- Stated task
Repeat each record exactly as written, and drop any images.

Data records
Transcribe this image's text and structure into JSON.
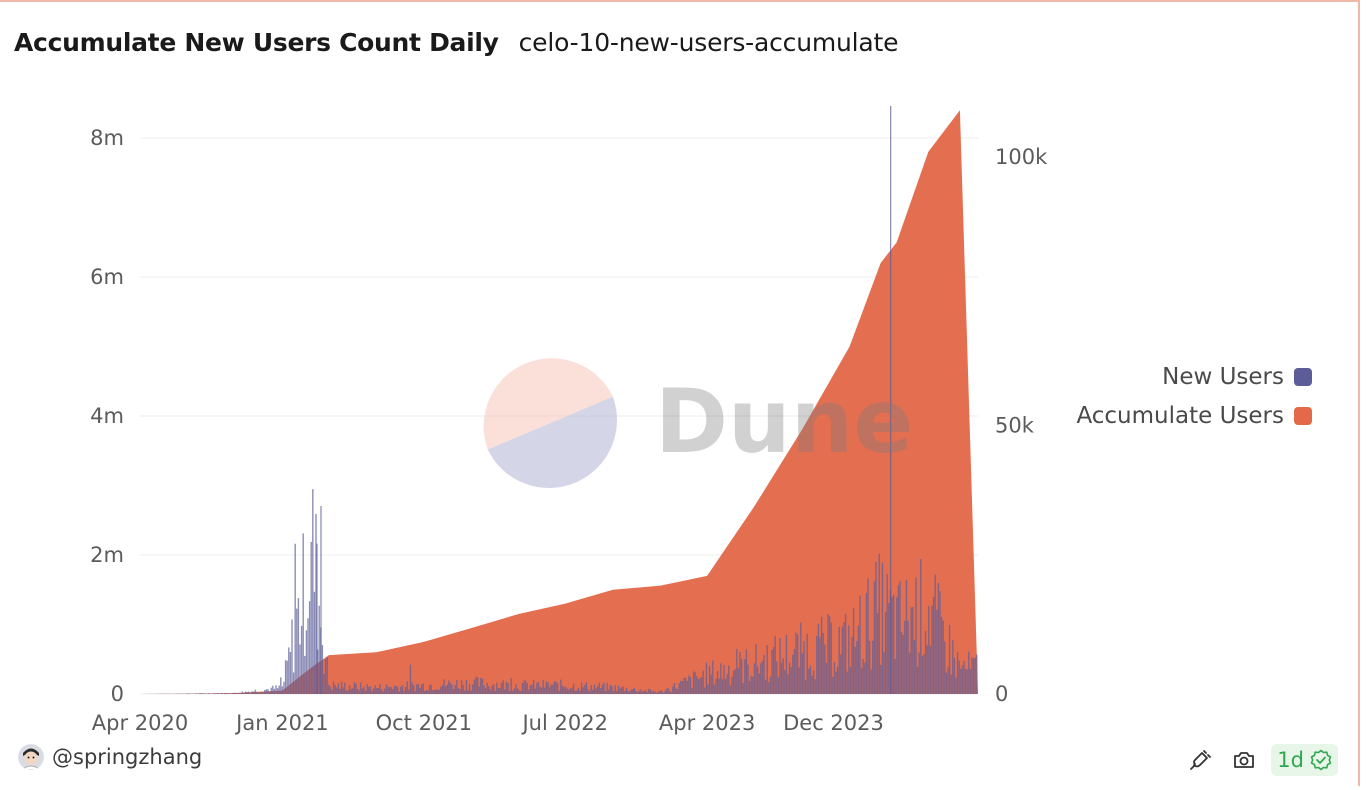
{
  "header": {
    "title": "Accumulate New Users Count Daily",
    "subtitle": "celo-10-new-users-accumulate"
  },
  "footer": {
    "author": "@springzhang",
    "freshness": "1d"
  },
  "colors": {
    "new_users": "#5b5c98",
    "accumulate_users": "#e3694a",
    "watermark_top": "#f5c6b8",
    "watermark_bottom": "#b9b9d8",
    "watermark_text": "#7a7a7a",
    "freshness_green": "#2fa84f"
  },
  "icons": {
    "watermark": "dune-logo",
    "avatar": "user-avatar-icon",
    "embed": "embed-icon",
    "snapshot": "camera-icon",
    "freshness": "check-badge-icon"
  },
  "chart_data": {
    "type": "area",
    "watermark": "Dune",
    "x_ticks": [
      "Apr 2020",
      "Jan 2021",
      "Oct 2021",
      "Jul 2022",
      "Apr 2023",
      "Dec 2023"
    ],
    "y_left_ticks": [
      "0",
      "2m",
      "4m",
      "6m",
      "8m"
    ],
    "y_left_range": [
      0,
      8500000
    ],
    "y_right_ticks": [
      "0",
      "50k",
      "100k"
    ],
    "y_right_range": [
      0,
      110000
    ],
    "grid": true,
    "legend_position": "right",
    "x": [
      "2020-04",
      "2020-07",
      "2020-10",
      "2021-01",
      "2021-03",
      "2021-04",
      "2021-07",
      "2021-10",
      "2022-01",
      "2022-04",
      "2022-07",
      "2022-10",
      "2023-01",
      "2023-04",
      "2023-07",
      "2023-10",
      "2024-01",
      "2024-03",
      "2024-04",
      "2024-06",
      "2024-08"
    ],
    "series": [
      {
        "name": "Accumulate Users",
        "axis": "left",
        "values": [
          0,
          5000,
          15000,
          50000,
          400000,
          560000,
          600000,
          750000,
          950000,
          1150000,
          1300000,
          1500000,
          1560000,
          1700000,
          2700000,
          3800000,
          5000000,
          6200000,
          6500000,
          7800000,
          8400000
        ]
      },
      {
        "name": "New Users",
        "axis": "right",
        "values": [
          0,
          100,
          200,
          1500,
          33000,
          2000,
          1500,
          2000,
          2500,
          2000,
          2000,
          1500,
          500,
          4500,
          7000,
          10000,
          12000,
          20000,
          16000,
          20000,
          6000
        ]
      }
    ]
  }
}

- Answer below
Transcribe this image's text and structure into JSON.
{
  "header": {
    "title": "Accumulate New Users Count Daily",
    "subtitle": "celo-10-new-users-accumulate"
  },
  "footer": {
    "author": "@springzhang",
    "freshness": "1d"
  },
  "colors": {
    "new_users": "#5b5c98",
    "accumulate_users": "#e3694a",
    "watermark_top": "#f5c6b8",
    "watermark_bottom": "#b9b9d8",
    "watermark_text": "#7a7a7a",
    "freshness_green": "#2fa84f"
  },
  "icons": {
    "watermark": "dune-logo",
    "avatar": "user-avatar-icon",
    "embed": "embed-icon",
    "snapshot": "camera-icon",
    "freshness": "check-badge-icon"
  },
  "chart_data": {
    "type": "area",
    "watermark": "Dune",
    "x_ticks": [
      "Apr 2020",
      "Jan 2021",
      "Oct 2021",
      "Jul 2022",
      "Apr 2023",
      "Dec 2023"
    ],
    "y_left_ticks": [
      "0",
      "2m",
      "4m",
      "6m",
      "8m"
    ],
    "y_left_range": [
      0,
      8500000
    ],
    "y_right_ticks": [
      "0",
      "50k",
      "100k"
    ],
    "y_right_range": [
      0,
      110000
    ],
    "grid": true,
    "legend_position": "right",
    "x": [
      "2020-04",
      "2020-07",
      "2020-10",
      "2021-01",
      "2021-03",
      "2021-04",
      "2021-07",
      "2021-10",
      "2022-01",
      "2022-04",
      "2022-07",
      "2022-10",
      "2023-01",
      "2023-04",
      "2023-07",
      "2023-10",
      "2024-01",
      "2024-03",
      "2024-04",
      "2024-06",
      "2024-08"
    ],
    "series": [
      {
        "name": "Accumulate Users",
        "axis": "left",
        "values": [
          0,
          5000,
          15000,
          50000,
          400000,
          560000,
          600000,
          750000,
          950000,
          1150000,
          1300000,
          1500000,
          1560000,
          1700000,
          2700000,
          3800000,
          5000000,
          6200000,
          6500000,
          7800000,
          8400000
        ]
      },
      {
        "name": "New Users",
        "axis": "right",
        "values": [
          0,
          100,
          200,
          1500,
          33000,
          2000,
          1500,
          2000,
          2500,
          2000,
          2000,
          1500,
          500,
          4500,
          7000,
          10000,
          12000,
          20000,
          16000,
          20000,
          6000
        ]
      }
    ]
  }
}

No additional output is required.